■ Your goal ■
Write the next part of the text on AT-TLS versus SSLCIPH encryption for MQ channels, picking up after its final sentence.

■ Text shown ■
+-------+

Is the reduced cost reflected in a throughput improvement?

As the previous measurements have shown, there is the potential for reduced CPU cost when transporting MQ data over networks protected by AT-TLS encryption rather than protecting MQ channels using the SSLCIPH channel attribute.

 

Those costs differences vary depending on the message size and the cipher used. In our measurements the cost differences were:

  • TLS 1.2 (hardware) – between 18-25% lower cost using AT-TLS
  • TLS 1.3 (hardware) – between 25-43% lower cost using AT-TLS
  • TLS 1.3 (software) – between 1-2% lower cost using AT-TLS

 

When hardware can be exploited, we are seeing a cost saving from using AT-TLS rather than MQ and System SSL services - but this saving is negligible when using ciphers that have to be processed in software cycles.

 

In terms of transaction rates, the benefits are less clear - generally the round-trip times are similar when using ciphers able to exploit hardware encryption, and certainly using the ciphers able to use hardware support, we are hitting network limitations. It is worth noting that this is despite the reduced cost of the workload, suggesting the encryption/decryption of data using AT-TLS is hitting some inhibiting factor, whether waiting for resource or the time taken to encrypt/decrypt the data is causing the network window sizing to be less optimal.

+-------+

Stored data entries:

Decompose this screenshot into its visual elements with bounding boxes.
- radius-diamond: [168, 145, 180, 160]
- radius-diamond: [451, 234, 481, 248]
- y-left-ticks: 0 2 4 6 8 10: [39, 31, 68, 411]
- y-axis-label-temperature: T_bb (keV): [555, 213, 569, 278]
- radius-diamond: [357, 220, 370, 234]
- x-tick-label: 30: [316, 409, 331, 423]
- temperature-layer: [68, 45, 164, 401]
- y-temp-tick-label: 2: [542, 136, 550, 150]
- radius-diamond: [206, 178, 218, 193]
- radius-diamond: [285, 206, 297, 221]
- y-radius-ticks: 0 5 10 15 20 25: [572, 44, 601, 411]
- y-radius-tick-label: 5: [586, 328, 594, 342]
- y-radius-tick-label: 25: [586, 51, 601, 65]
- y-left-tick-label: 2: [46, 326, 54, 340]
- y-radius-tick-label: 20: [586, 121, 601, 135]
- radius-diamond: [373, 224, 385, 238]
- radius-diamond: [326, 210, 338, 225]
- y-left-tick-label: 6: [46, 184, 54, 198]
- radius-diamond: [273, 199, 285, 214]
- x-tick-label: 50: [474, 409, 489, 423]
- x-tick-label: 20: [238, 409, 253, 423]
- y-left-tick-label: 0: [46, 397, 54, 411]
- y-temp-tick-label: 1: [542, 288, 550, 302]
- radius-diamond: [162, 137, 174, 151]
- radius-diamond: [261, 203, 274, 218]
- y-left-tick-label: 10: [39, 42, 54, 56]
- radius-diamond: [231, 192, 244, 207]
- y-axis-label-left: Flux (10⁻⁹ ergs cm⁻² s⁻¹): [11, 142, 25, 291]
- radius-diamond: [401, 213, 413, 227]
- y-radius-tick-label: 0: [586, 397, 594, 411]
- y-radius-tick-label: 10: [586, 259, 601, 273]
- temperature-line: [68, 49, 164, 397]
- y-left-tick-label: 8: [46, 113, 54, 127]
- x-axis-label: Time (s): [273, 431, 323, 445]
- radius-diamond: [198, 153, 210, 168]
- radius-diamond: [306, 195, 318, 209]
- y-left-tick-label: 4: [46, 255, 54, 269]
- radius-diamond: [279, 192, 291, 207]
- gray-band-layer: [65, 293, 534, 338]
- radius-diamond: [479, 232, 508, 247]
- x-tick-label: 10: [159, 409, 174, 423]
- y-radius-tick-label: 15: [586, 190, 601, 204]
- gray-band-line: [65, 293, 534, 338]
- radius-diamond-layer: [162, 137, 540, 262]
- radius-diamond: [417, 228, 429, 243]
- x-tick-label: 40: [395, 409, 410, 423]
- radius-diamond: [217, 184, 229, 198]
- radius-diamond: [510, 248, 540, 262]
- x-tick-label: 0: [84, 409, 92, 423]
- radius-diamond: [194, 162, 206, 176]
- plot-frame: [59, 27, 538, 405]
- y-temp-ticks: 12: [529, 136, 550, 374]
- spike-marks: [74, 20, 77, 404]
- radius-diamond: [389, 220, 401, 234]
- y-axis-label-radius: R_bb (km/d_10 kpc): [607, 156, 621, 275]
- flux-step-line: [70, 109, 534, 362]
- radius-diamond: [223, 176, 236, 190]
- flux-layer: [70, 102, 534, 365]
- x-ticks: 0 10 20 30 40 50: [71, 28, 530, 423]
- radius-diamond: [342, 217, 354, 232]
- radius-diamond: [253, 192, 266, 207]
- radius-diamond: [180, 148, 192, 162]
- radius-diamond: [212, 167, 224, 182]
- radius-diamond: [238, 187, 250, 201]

+-------+

■ Task response ■
Additionally, with regards to the TLS 1.3 cipher TLS_CHACHA20_POLY1305_SHA256, we are seeing the AT-TLS throughput degrade relative to the MQ with System SSL configuration, particularly as the message size grows and this is particularly notable as the measurements are neither CPU nor network constrained.

 

Table comparing average transaction round-trip times (microseconds) using TLS 1.3 (software) cipher TLS_CHACHA20_POLY1305_SHA256:

Message Size

2KB

16KB

32KB

64KB

1MB

MQ + System SSL

2172

11946

22699

44452

693844

MQ + AT-TLS

2199

12840

25342

51707

956592

% increase in round-trip time

+1.24

+7.48

+11.64

+16.32

+37.87


Comparing the MQ channel status data for the 1MB measurements:

 

MQ + System SSL

AT-TLS

XBATCHSZ

5

5

NETTIME

2-8 milliseconds

28-130 milliseconds

 

In this instance the AT-TLS configuration is achieving the same batch size, but the NETTIME reported (amount of time, displayed in microseconds, taken to send an end of batch request to the remote end of the channel and receive a response minus the time to process the end of batch request)  is significantly higher – this is primarily as in the AT-TLS configuration, the NETTIME includes the data encryption and decryption time.


Using NETSTAT

Reviewing NETSTAT information gathered from the comparison of the 1MB measurements showed some differences in the network behaviour.

The following charts are created from output gathered by gathering the results of polling using NETSTAT with the following command

TSO NETSTAT ALL (CLI <MQ Channel Initiator>

Congestion Window

The congestion window is the value that is used when congestion is detected in the network to limit the amount of data that is sent by the local stack. This value represents the maximum amount of data that is sent without waiting for an acknowledgment from the remote socket.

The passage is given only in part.